Write out all the data again, exactly as it stands.
——————
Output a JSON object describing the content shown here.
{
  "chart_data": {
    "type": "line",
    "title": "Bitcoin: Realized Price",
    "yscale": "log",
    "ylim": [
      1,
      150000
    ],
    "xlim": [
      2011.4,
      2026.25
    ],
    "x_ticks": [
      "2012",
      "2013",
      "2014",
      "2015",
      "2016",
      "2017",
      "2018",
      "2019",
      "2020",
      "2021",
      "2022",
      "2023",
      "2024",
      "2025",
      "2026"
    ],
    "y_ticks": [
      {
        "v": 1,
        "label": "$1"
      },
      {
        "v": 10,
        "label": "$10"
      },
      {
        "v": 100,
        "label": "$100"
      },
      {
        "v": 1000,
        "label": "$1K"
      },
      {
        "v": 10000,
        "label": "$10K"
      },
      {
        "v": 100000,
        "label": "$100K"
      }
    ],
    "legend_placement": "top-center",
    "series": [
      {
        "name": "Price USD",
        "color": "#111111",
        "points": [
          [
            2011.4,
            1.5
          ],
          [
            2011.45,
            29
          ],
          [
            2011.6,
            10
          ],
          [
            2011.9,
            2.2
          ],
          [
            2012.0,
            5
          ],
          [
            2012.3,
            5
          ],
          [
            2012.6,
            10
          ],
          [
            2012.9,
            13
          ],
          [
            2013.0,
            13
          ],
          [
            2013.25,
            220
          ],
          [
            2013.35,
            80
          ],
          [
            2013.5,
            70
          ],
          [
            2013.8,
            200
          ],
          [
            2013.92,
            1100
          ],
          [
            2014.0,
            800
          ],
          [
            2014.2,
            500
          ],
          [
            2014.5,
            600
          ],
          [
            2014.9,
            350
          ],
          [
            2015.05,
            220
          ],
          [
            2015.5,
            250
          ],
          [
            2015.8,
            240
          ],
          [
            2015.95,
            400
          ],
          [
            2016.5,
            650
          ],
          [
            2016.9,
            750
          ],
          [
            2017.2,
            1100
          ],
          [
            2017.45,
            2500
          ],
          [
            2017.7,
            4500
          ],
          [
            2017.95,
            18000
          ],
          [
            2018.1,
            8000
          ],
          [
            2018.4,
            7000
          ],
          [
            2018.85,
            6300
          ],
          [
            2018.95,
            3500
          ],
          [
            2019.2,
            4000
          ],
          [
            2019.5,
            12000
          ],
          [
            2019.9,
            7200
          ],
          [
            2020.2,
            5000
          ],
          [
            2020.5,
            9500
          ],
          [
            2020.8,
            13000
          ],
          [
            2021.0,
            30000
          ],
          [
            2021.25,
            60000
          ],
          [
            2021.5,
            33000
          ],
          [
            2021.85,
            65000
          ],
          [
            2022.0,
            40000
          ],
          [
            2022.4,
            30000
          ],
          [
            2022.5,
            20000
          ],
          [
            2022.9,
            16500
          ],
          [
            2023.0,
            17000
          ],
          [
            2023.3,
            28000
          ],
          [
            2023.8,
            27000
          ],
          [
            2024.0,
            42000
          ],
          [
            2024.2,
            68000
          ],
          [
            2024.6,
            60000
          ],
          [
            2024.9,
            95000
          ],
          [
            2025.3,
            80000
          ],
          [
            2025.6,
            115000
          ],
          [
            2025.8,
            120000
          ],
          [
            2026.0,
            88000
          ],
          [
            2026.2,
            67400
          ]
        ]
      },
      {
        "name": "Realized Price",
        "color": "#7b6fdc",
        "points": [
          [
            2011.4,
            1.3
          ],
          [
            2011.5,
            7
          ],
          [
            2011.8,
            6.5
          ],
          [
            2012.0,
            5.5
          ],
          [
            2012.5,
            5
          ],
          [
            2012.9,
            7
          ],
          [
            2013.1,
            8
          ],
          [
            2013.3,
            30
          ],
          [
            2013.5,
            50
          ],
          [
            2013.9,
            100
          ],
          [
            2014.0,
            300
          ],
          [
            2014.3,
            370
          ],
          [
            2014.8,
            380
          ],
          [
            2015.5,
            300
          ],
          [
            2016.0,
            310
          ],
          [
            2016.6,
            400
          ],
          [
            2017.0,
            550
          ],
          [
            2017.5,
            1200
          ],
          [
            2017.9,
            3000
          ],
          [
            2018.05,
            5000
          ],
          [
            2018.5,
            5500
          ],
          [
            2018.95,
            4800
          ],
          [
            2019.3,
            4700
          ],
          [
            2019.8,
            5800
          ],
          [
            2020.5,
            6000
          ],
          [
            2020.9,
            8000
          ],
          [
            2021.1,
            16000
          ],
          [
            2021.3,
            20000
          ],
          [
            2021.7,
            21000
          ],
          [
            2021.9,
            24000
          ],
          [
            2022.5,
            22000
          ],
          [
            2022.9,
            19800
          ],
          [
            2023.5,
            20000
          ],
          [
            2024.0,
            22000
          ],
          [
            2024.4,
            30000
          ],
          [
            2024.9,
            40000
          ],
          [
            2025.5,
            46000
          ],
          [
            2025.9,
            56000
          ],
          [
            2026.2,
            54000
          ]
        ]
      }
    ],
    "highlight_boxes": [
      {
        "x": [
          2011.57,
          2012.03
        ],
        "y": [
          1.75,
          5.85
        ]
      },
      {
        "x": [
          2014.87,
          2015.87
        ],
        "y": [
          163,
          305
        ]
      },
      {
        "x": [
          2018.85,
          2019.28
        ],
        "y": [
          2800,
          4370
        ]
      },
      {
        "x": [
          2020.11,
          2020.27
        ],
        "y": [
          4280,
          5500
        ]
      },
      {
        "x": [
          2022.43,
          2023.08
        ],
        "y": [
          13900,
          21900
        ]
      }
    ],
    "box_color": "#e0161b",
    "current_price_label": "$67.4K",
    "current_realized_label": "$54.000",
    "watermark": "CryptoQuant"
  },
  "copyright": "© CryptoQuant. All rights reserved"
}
——————
— Written reply —
Output a JSON object describing the content shown here.
{
  "chart_data": {
    "type": "line",
    "title": "Bitcoin: Realized Price",
    "yscale": "log",
    "ylim": [
      1,
      150000
    ],
    "xlim": [
      2011.4,
      2026.25
    ],
    "x_ticks": [
      "2012",
      "2013",
      "2014",
      "2015",
      "2016",
      "2017",
      "2018",
      "2019",
      "2020",
      "2021",
      "2022",
      "2023",
      "2024",
      "2025",
      "2026"
    ],
    "y_ticks": [
      {
        "v": 1,
        "label": "$1"
      },
      {
        "v": 10,
        "label": "$10"
      },
      {
        "v": 100,
        "label": "$100"
      },
      {
        "v": 1000,
        "label": "$1K"
      },
      {
        "v": 10000,
        "label": "$10K"
      },
      {
        "v": 100000,
        "label": "$100K"
      }
    ],
    "legend_placement": "top-center",
    "series": [
      {
        "name": "Price USD",
        "color": "#111111",
        "points": [
          [
            2011.4,
            1.5
          ],
          [
            2011.45,
            29
          ],
          [
            2011.6,
            10
          ],
          [
            2011.9,
            2.2
          ],
          [
            2012.0,
            5
          ],
          [
            2012.3,
            5
          ],
          [
            2012.6,
            10
          ],
          [
            2012.9,
            13
          ],
          [
            2013.0,
            13
          ],
          [
            2013.25,
            220
          ],
          [
            2013.35,
            80
          ],
          [
            2013.5,
            70
          ],
          [
            2013.8,
            200
          ],
          [
            2013.92,
            1100
          ],
          [
            2014.0,
            800
          ],
          [
            2014.2,
            500
          ],
          [
            2014.5,
            600
          ],
          [
            2014.9,
            350
          ],
          [
            2015.05,
            220
          ],
          [
            2015.5,
            250
          ],
          [
            2015.8,
            240
          ],
          [
            2015.95,
            400
          ],
          [
            2016.5,
            650
          ],
          [
            2016.9,
            750
          ],
          [
            2017.2,
            1100
          ],
          [
            2017.45,
            2500
          ],
          [
            2017.7,
            4500
          ],
          [
            2017.95,
            18000
          ],
          [
            2018.1,
            8000
          ],
          [
            2018.4,
            7000
          ],
          [
            2018.85,
            6300
          ],
          [
            2018.95,
            3500
          ],
          [
            2019.2,
            4000
          ],
          [
            2019.5,
            12000
          ],
          [
            2019.9,
            7200
          ],
          [
            2020.2,
            5000
          ],
          [
            2020.5,
            9500
          ],
          [
            2020.8,
            13000
          ],
          [
            2021.0,
            30000
          ],
          [
            2021.25,
            60000
          ],
          [
            2021.5,
            33000
          ],
          [
            2021.85,
            65000
          ],
          [
            2022.0,
            40000
          ],
          [
            2022.4,
            30000
          ],
          [
            2022.5,
            20000
          ],
          [
            2022.9,
            16500
          ],
          [
            2023.0,
            17000
          ],
          [
            2023.3,
            28000
          ],
          [
            2023.8,
            27000
          ],
          [
            2024.0,
            42000
          ],
          [
            2024.2,
            68000
          ],
          [
            2024.6,
            60000
          ],
          [
            2024.9,
            95000
          ],
          [
            2025.3,
            80000
          ],
          [
            2025.6,
            115000
          ],
          [
            2025.8,
            120000
          ],
          [
            2026.0,
            88000
          ],
          [
            2026.2,
            67400
          ]
        ]
      },
      {
        "name": "Realized Price",
        "color": "#7b6fdc",
        "points": [
          [
            2011.4,
            1.3
          ],
          [
            2011.5,
            7
          ],
          [
            2011.8,
            6.5
          ],
          [
            2012.0,
            5.5
          ],
          [
            2012.5,
            5
          ],
          [
            2012.9,
            7
          ],
          [
            2013.1,
            8
          ],
          [
            2013.3,
            30
          ],
          [
            2013.5,
            50
          ],
          [
            2013.9,
            100
          ],
          [
            2014.0,
            300
          ],
          [
            2014.3,
            370
          ],
          [
            2014.8,
            380
          ],
          [
            2015.5,
            300
          ],
          [
            2016.0,
            310
          ],
          [
            2016.6,
            400
          ],
          [
            2017.0,
            550
          ],
          [
            2017.5,
            1200
          ],
          [
            2017.9,
            3000
          ],
          [
            2018.05,
            5000
          ],
          [
            2018.5,
            5500
          ],
          [
            2018.95,
            4800
          ],
          [
            2019.3,
            4700
          ],
          [
            2019.8,
            5800
          ],
          [
            2020.5,
            6000
          ],
          [
            2020.9,
            8000
          ],
          [
            2021.1,
            16000
          ],
          [
            2021.3,
            20000
          ],
          [
            2021.7,
            21000
          ],
          [
            2021.9,
            24000
          ],
          [
            2022.5,
            22000
          ],
          [
            2022.9,
            19800
          ],
          [
            2023.5,
            20000
          ],
          [
            2024.0,
            22000
          ],
          [
            2024.4,
            30000
          ],
          [
            2024.9,
            40000
          ],
          [
            2025.5,
            46000
          ],
          [
            2025.9,
            56000
          ],
          [
            2026.2,
            54000
          ]
        ]
      }
    ],
    "highlight_boxes": [
      {
        "x": [
          2011.57,
          2012.03
        ],
        "y": [
          1.75,
          5.85
        ]
      },
      {
        "x": [
          2014.87,
          2015.87
        ],
        "y": [
          163,
          305
        ]
      },
      {
        "x": [
          2018.85,
          2019.28
        ],
        "y": [
          2800,
          4370
        ]
      },
      {
        "x": [
          2020.11,
          2020.27
        ],
        "y": [
          4280,
          5500
        ]
      },
      {
        "x": [
          2022.43,
          2023.08
        ],
        "y": [
          13900,
          21900
        ]
      }
    ],
    "box_color": "#e0161b",
    "current_price_label": "$67.4K",
    "current_realized_label": "$54.000",
    "watermark": "CryptoQuant"
  },
  "copyright": "© CryptoQuant. All rights reserved"
}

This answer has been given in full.